Rows:

****

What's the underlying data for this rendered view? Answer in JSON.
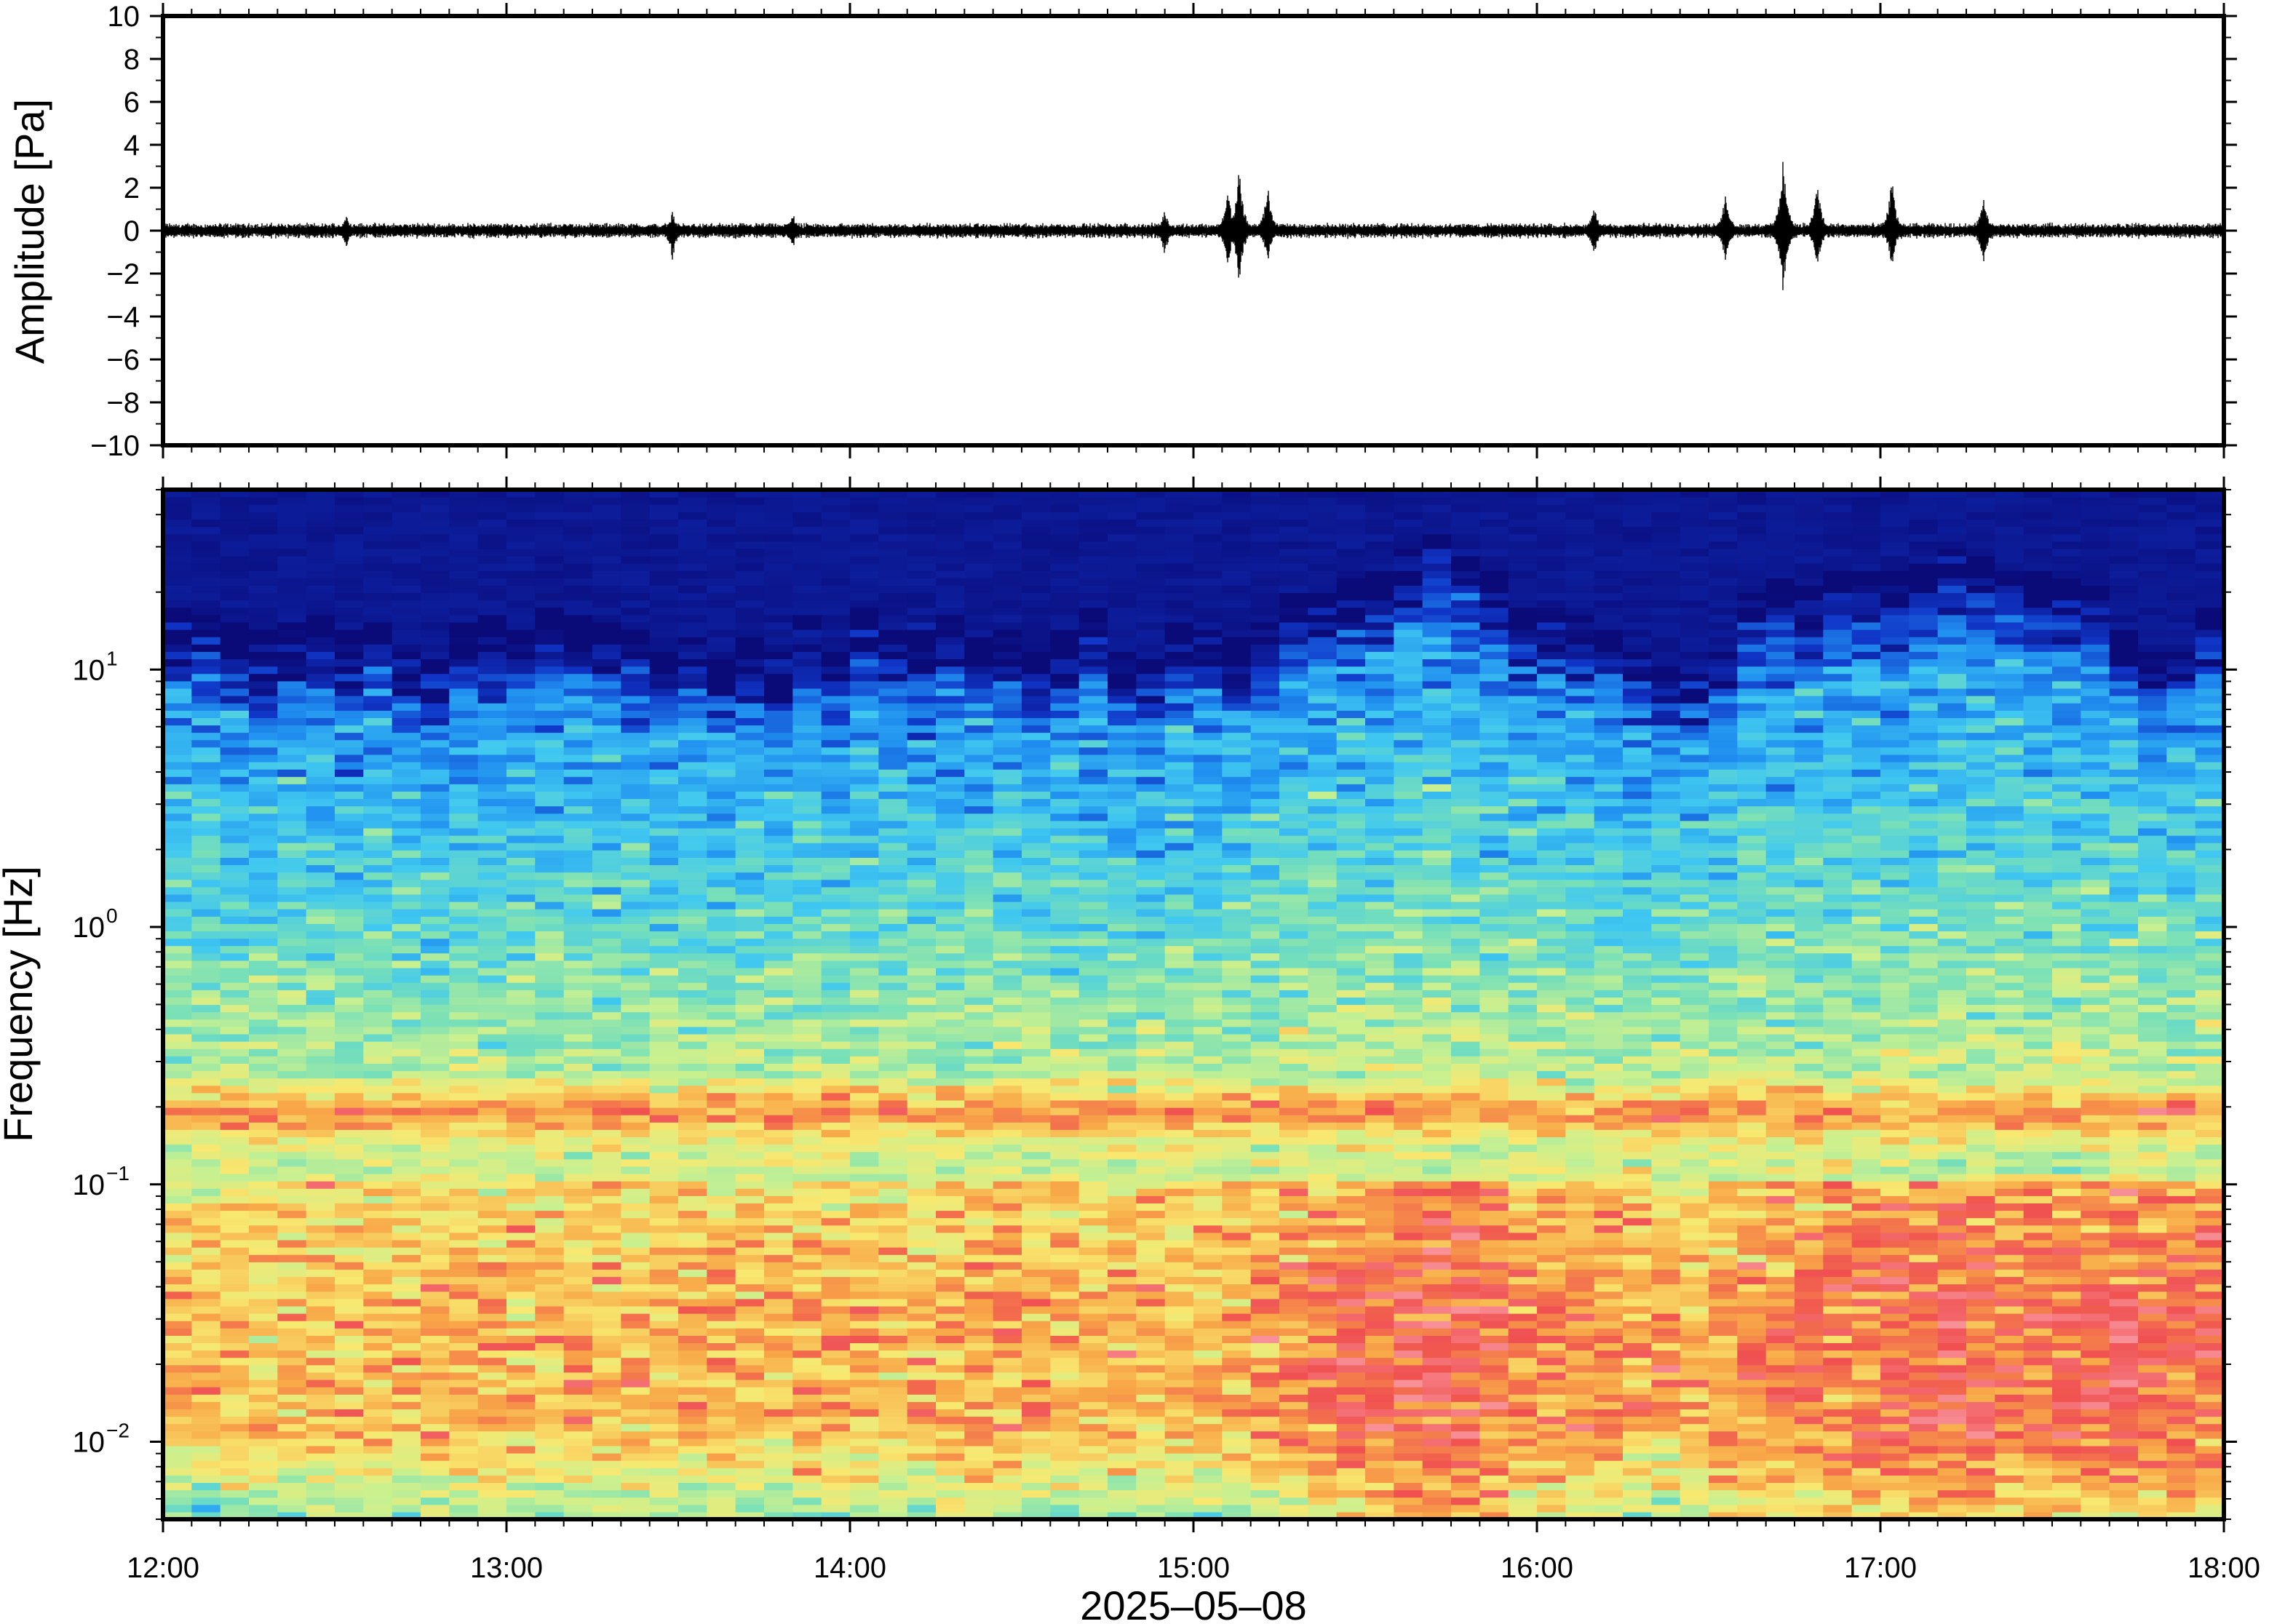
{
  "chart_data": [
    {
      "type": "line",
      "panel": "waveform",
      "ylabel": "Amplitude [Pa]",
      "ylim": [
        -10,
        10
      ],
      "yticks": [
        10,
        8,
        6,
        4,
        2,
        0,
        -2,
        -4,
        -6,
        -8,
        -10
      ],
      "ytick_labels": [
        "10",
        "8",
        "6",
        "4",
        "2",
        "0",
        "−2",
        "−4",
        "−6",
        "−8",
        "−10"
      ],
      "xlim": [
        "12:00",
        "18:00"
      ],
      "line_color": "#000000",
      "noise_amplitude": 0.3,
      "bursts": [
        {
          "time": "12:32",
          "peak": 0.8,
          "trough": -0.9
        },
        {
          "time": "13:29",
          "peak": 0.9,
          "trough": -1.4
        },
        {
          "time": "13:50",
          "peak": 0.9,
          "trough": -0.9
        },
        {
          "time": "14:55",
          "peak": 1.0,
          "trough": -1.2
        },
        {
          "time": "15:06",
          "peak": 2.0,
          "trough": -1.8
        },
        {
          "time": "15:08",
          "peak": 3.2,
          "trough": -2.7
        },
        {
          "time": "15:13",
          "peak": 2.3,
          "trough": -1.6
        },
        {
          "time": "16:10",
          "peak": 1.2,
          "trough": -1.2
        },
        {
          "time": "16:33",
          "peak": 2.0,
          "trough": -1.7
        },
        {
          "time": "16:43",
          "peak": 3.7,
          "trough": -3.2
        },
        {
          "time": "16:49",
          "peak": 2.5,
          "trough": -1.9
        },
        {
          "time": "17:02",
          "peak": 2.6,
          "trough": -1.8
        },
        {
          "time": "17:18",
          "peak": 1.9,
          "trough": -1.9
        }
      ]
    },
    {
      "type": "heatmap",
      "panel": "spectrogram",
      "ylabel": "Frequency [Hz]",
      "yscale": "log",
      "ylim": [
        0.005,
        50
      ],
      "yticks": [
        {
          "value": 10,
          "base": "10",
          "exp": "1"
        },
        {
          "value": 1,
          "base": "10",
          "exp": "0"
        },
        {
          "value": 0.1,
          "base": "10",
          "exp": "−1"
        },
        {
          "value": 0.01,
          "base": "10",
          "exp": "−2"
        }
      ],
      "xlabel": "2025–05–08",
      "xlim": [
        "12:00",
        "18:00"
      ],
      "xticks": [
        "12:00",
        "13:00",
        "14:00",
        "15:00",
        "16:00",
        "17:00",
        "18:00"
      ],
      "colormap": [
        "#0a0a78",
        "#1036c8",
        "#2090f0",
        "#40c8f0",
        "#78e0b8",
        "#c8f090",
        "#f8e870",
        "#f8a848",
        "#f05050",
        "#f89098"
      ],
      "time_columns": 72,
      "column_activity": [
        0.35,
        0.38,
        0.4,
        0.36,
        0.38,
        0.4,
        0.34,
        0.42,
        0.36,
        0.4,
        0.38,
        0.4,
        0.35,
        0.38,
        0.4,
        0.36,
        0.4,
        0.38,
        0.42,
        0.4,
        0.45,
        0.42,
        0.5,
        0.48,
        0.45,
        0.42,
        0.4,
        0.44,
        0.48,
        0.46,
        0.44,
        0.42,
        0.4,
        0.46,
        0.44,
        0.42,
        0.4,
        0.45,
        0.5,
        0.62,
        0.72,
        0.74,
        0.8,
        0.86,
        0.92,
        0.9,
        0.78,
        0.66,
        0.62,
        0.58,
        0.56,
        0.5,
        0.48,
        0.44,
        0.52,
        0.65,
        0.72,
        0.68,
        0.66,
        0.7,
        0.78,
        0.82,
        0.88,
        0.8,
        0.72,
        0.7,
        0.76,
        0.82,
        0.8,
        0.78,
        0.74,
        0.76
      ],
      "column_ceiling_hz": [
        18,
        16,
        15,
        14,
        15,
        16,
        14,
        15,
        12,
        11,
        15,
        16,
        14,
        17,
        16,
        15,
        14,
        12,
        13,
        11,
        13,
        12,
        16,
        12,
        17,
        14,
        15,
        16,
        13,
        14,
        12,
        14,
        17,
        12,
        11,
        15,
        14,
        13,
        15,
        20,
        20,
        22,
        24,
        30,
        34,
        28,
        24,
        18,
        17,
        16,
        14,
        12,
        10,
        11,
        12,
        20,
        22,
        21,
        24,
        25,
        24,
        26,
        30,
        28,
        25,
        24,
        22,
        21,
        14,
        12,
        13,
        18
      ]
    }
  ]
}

****

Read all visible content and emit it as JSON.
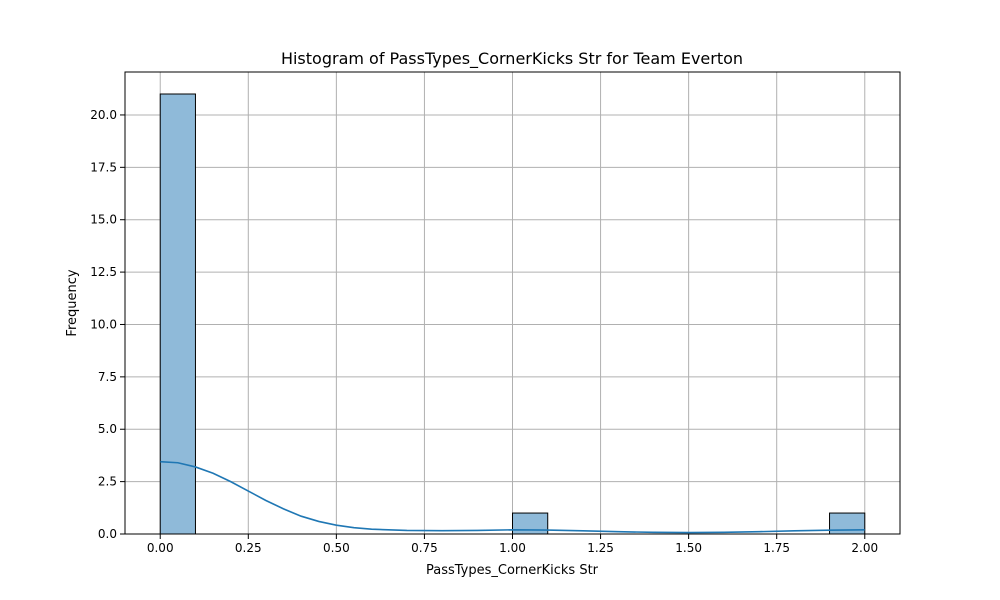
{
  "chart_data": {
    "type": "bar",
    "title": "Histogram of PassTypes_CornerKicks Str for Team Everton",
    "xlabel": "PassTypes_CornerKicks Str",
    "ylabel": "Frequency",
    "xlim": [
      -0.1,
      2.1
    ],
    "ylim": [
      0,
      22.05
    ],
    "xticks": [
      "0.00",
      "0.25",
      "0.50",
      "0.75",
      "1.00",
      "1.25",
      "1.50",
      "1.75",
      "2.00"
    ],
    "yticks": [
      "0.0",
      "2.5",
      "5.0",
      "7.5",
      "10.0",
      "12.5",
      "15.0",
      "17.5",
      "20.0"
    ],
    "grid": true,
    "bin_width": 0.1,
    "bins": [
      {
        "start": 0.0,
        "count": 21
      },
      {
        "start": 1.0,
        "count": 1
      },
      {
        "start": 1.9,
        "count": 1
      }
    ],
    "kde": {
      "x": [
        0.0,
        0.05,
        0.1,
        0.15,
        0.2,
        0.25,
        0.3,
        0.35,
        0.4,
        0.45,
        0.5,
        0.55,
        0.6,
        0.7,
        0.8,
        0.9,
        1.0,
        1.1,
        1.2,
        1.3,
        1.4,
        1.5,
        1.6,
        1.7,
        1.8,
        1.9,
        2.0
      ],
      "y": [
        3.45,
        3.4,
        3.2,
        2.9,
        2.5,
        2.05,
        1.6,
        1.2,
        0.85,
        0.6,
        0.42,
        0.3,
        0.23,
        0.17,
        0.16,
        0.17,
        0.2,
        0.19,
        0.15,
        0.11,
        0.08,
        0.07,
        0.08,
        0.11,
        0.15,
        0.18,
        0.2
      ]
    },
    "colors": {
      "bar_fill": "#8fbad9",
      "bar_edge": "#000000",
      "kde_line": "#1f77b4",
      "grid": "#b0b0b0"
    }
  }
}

****

Objective: Copy out the lines that hold "Frequency".

Written reply:
      "ylabel": "Frequency [Hz]",
    "ylabel": "Frequency",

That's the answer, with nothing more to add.